▶ _WHAT TO WORK ON_:
Extract the lines of the listing starting at the line containing "road-width-label: 約 10.4m" and ending at the line containing "sidewalk-label: 歩 道 — [620, 844, 836, 911]", both included, and repeat them exactly.

(Annotated region listings)
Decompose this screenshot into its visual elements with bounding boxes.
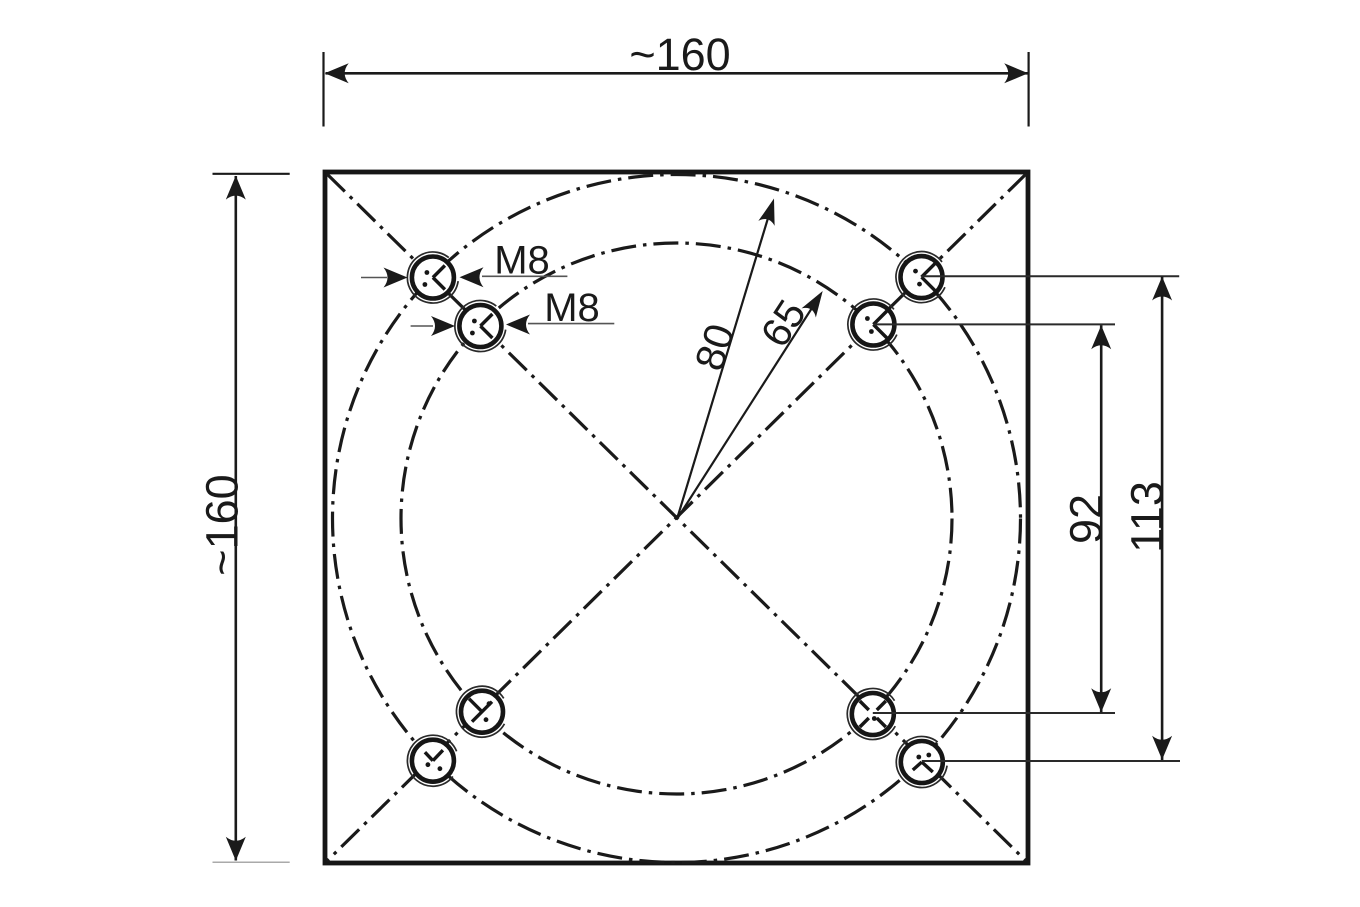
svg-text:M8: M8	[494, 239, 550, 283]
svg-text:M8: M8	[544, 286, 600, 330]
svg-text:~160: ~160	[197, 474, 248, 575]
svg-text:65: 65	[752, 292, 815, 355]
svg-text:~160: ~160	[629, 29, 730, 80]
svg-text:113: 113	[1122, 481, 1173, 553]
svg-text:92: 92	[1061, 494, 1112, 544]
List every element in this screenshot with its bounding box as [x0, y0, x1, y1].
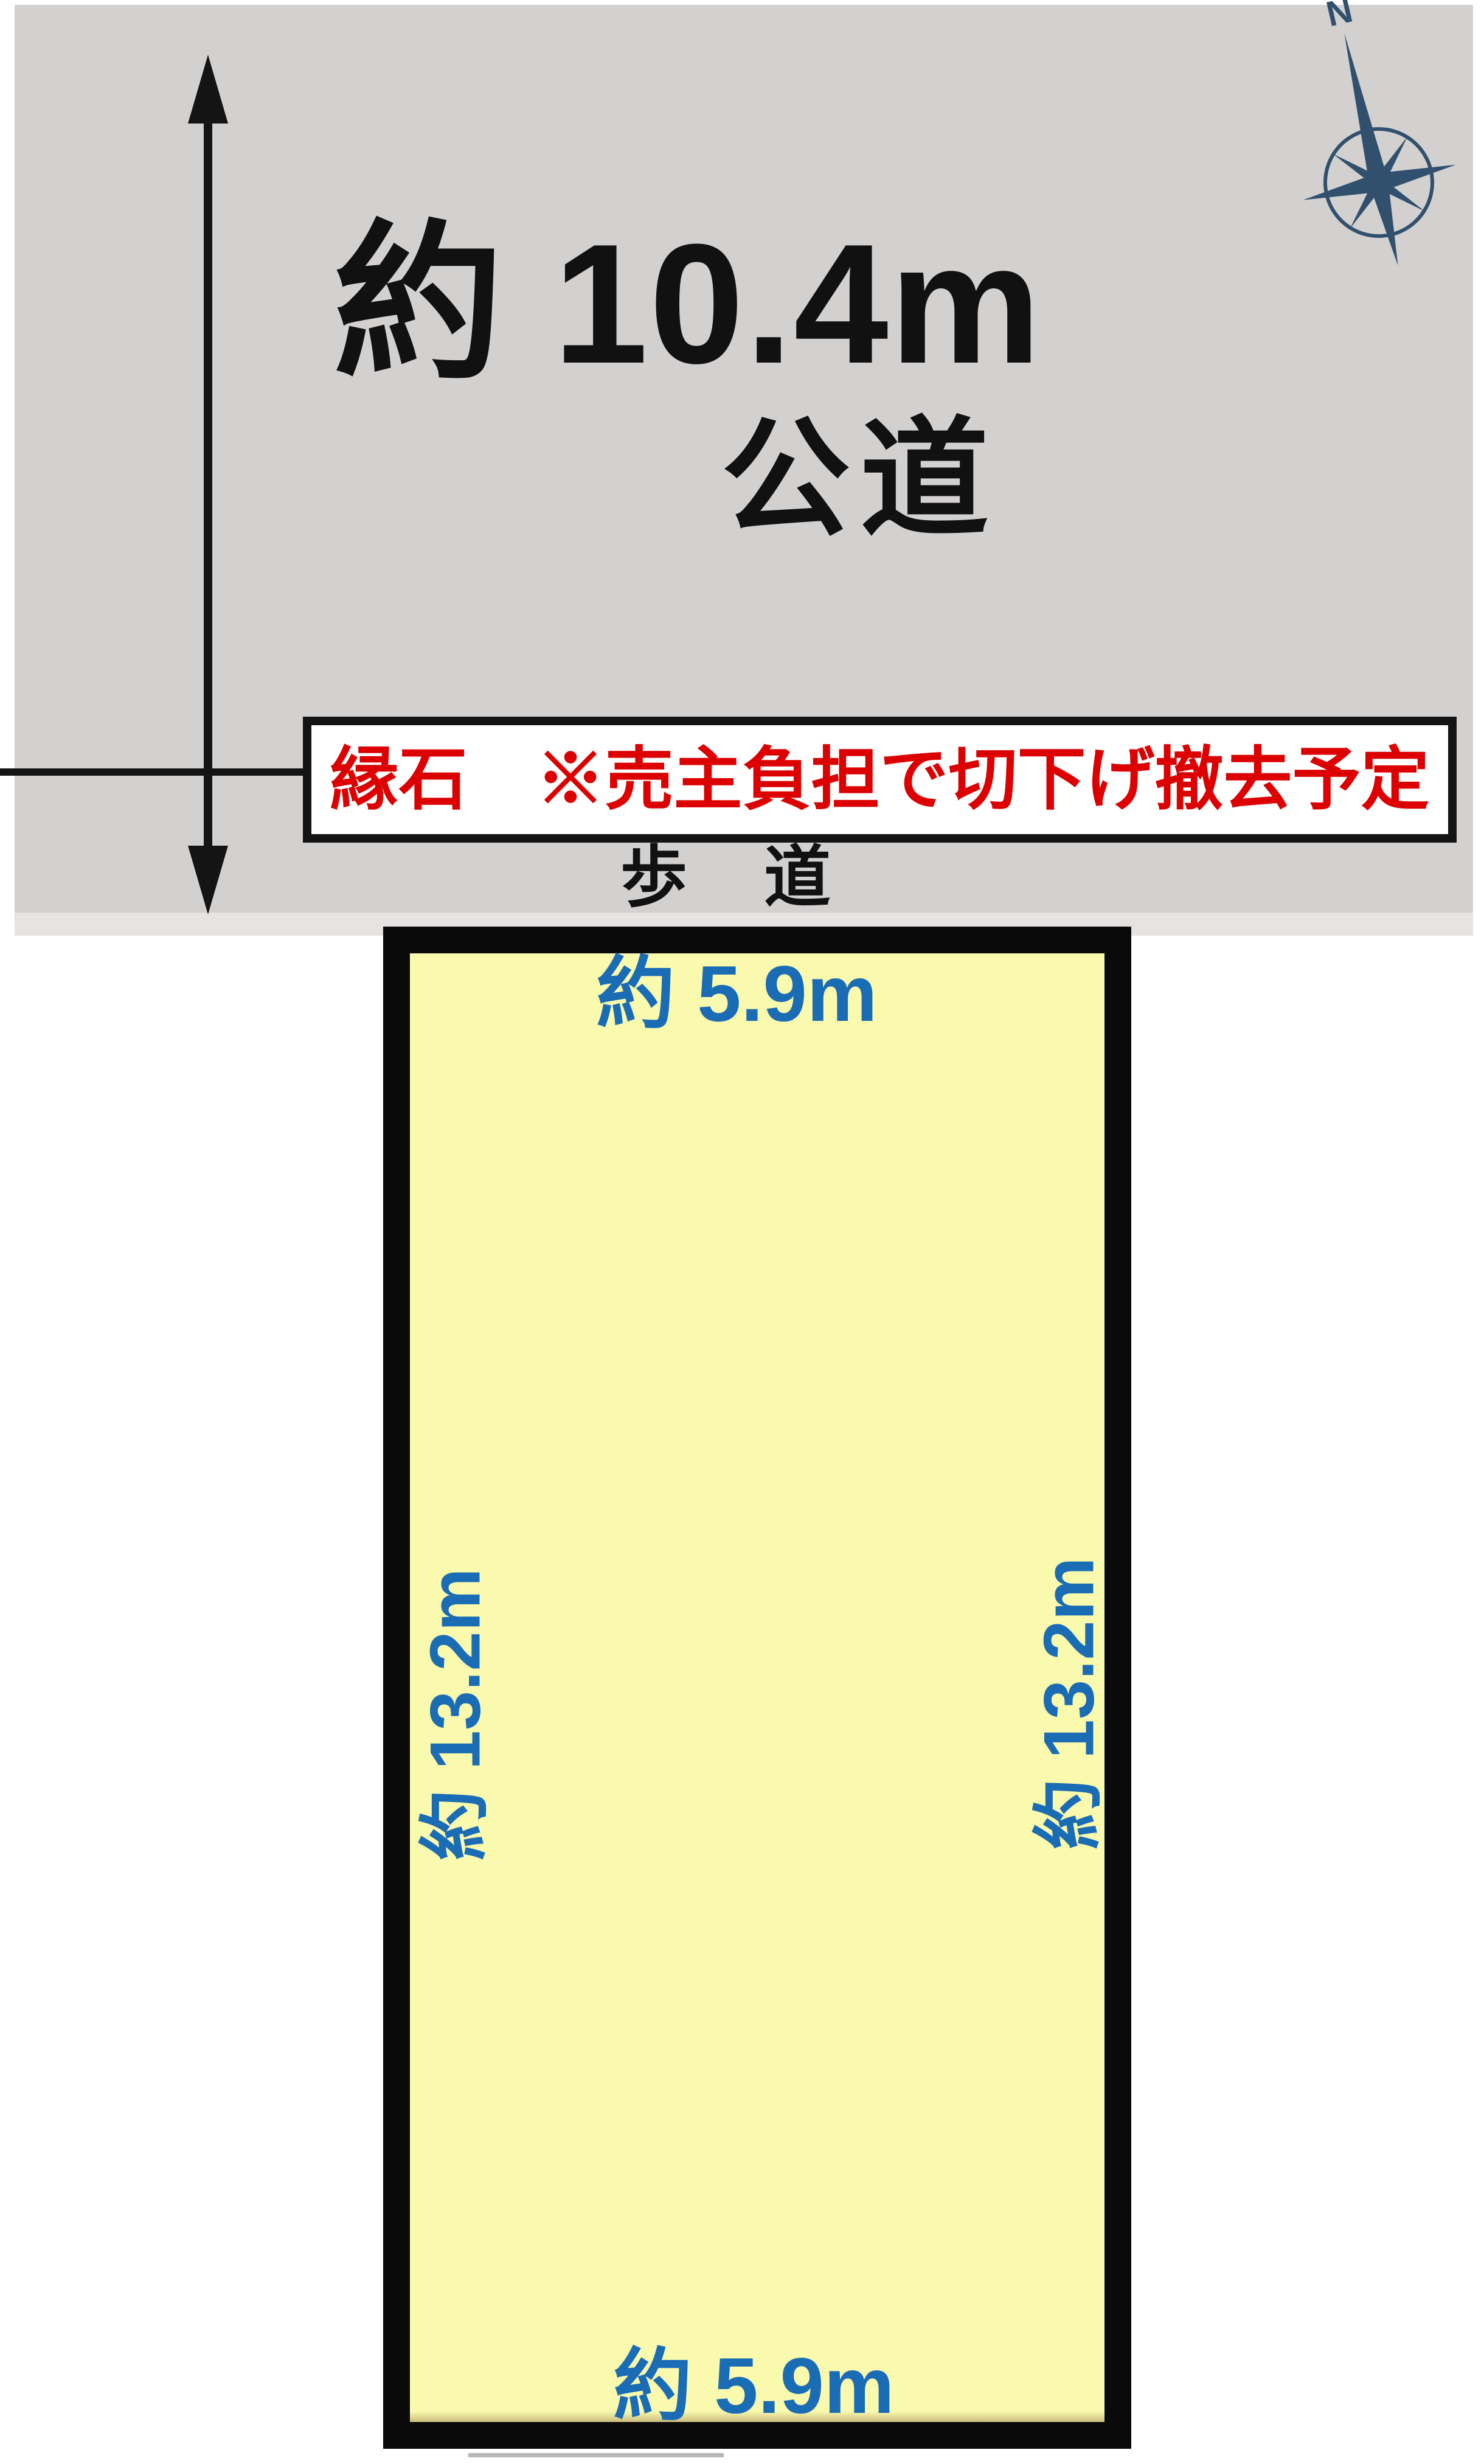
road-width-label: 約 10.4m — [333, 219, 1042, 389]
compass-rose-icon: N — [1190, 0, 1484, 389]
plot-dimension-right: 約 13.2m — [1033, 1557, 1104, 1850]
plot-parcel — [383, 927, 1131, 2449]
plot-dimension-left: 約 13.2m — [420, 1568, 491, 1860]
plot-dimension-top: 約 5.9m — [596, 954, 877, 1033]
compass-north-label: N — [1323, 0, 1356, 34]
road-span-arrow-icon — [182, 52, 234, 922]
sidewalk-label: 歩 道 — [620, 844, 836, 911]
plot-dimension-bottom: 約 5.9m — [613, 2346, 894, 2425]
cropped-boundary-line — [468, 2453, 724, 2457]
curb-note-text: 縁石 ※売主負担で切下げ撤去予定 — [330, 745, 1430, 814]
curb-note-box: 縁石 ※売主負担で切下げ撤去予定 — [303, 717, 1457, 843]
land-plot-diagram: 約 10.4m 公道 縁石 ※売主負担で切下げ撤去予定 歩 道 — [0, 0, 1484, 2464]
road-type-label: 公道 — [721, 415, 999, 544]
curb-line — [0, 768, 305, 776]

▶ _RESULT OF THE TASK_:
road-width-label: 約 10.4m — [333, 219, 1042, 389]
compass-rose-icon: N — [1190, 0, 1484, 389]
plot-dimension-right: 約 13.2m — [1033, 1557, 1104, 1850]
plot-parcel — [383, 927, 1131, 2449]
plot-dimension-left: 約 13.2m — [420, 1568, 491, 1860]
plot-dimension-top: 約 5.9m — [596, 954, 877, 1033]
compass-north-label: N — [1323, 0, 1356, 34]
road-span-arrow-icon — [182, 52, 234, 922]
sidewalk-label: 歩 道 — [620, 844, 836, 911]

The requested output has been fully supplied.